Supplied passage

= = = =

If the 511keV photon [goes] down into a black hole, and the black hole mass increases by 511keV/c˛. That’s fine, and I wouldn’t argue with that;
Good stuff. IMHO conservation of energy is just about the most important rule in physics.

but does that mean that conservation of energy would prevent the photon from gaining, or losing, energy, as long as that energy came from, or passed to, the energy of the black hole?
No. If one thing gains energy, another thing loses it. But think about it. That photon is descending at the speed of light. If it's gaining energy, how is it getting it? If it starts off 93 million miles from the black hole, it takes 8 minutes for anything to get from the black hole to the photon. And things can't get out of a black hole. There is no magical mysterious mechanism by which energy can get from the black hole to the photon instantaneously.

In either case the total energy would remain constant. Wouldn’t it?
Yes. This is the thing about gravity. There are websites and books out there that say gravity is negative energy, when it isn't. When two things fall together, energy is conserved. The books always balance. The total energy of the universe is not zero.

David: thanks re the c = √(1/ε0μ0) expression.

Quote from: yor_on
The interesting thing, to me then, is still how one should define it losing energy in a expansion...
Me too. People say the CMBR photons have redshifted a thousandfold and lost most of their energy. But nobody seems to be able to say where it's gone. By the way, I think the Nina Byers paper is the sort of thing that causes confusion. 

Quote from: yor_on
Are you arguing different permittivity to a perfect vacuum?
No. It's a perfect vacuum, but like Einstein said, a concentration of energy in the guise of a massive star "conditions" the surrounding space, altering its metrical properties, such that "the speed of light is spatially variable". Then c = √(1/ε0μ0) at one location is not the same as c = √(1/ε0μ0) at another. The permittivity and/or permeability of space at one elevation is not the same as at another. But wherever you go you measure things like c and ε0 to be the same because it's an "immersive scale change". It's a bit like a flatlander trying to measure whether his world has been stretched using a ruler that's also been stretched.   

Quote from: yor_on
the point is that a vacuum classically is 'empty'.

= = = =

Items
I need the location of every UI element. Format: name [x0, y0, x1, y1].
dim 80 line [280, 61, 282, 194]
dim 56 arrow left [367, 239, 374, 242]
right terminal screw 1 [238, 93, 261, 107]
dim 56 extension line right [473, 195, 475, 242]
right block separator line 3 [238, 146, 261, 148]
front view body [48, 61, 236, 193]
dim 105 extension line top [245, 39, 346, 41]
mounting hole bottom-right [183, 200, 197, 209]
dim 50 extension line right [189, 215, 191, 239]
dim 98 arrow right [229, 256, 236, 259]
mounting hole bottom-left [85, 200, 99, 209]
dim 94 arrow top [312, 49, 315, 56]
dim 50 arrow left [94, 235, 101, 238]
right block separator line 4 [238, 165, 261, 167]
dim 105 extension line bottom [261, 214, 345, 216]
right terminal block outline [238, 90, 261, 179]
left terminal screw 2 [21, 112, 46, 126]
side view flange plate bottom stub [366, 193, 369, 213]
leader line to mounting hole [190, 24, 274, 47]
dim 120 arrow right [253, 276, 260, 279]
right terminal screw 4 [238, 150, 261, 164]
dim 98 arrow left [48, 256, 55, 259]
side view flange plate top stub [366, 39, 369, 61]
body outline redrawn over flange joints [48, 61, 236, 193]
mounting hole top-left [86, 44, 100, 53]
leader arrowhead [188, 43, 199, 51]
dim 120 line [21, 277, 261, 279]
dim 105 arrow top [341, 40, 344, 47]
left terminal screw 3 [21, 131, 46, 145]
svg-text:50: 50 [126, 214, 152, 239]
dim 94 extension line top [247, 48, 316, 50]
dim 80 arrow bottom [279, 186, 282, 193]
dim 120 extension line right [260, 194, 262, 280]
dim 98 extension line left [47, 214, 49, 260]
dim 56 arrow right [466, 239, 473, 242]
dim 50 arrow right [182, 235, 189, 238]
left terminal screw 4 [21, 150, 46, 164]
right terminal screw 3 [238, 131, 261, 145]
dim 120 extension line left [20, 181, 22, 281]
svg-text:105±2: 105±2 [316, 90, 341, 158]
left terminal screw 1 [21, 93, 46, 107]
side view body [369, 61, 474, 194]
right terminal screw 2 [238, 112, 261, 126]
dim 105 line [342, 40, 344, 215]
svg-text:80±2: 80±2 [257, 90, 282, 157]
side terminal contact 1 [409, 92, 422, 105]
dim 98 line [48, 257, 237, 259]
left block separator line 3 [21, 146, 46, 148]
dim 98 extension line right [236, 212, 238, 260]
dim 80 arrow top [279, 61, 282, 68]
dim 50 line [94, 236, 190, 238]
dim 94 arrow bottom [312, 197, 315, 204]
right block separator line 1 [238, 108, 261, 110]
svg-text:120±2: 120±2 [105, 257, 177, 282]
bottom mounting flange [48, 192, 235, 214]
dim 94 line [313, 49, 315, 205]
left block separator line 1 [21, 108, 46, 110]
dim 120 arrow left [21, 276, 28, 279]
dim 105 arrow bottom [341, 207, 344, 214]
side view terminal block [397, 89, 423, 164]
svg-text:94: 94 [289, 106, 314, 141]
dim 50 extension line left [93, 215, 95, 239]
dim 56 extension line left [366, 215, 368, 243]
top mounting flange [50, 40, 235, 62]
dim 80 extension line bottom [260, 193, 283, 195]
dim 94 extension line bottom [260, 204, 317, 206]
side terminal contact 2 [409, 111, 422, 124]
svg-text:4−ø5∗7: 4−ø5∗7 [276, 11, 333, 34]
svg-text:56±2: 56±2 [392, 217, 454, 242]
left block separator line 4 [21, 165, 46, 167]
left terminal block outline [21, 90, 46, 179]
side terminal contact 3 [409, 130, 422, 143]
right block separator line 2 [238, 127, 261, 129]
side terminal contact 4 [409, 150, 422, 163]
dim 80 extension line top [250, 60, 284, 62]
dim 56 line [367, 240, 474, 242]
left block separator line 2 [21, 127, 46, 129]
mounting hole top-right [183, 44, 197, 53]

= = = =

Task directions
In the forum thread on photons and black holes above, condense the paragraph beginning "No. If one thing gains energy" into a short bulleted list that keeps its main points.

Problem solution
- If one thing gains energy, another thing loses it.
- The photon descends at the speed of light, which raises the question of how it could gain energy.
- If the photon starts 93 million miles from the black hole, anything takes 8 minutes to travel from the black hole to the photon.
- Things can't get out of a black hole.
- No mechanism exists by which energy could pass from the black hole to the photon instantaneously.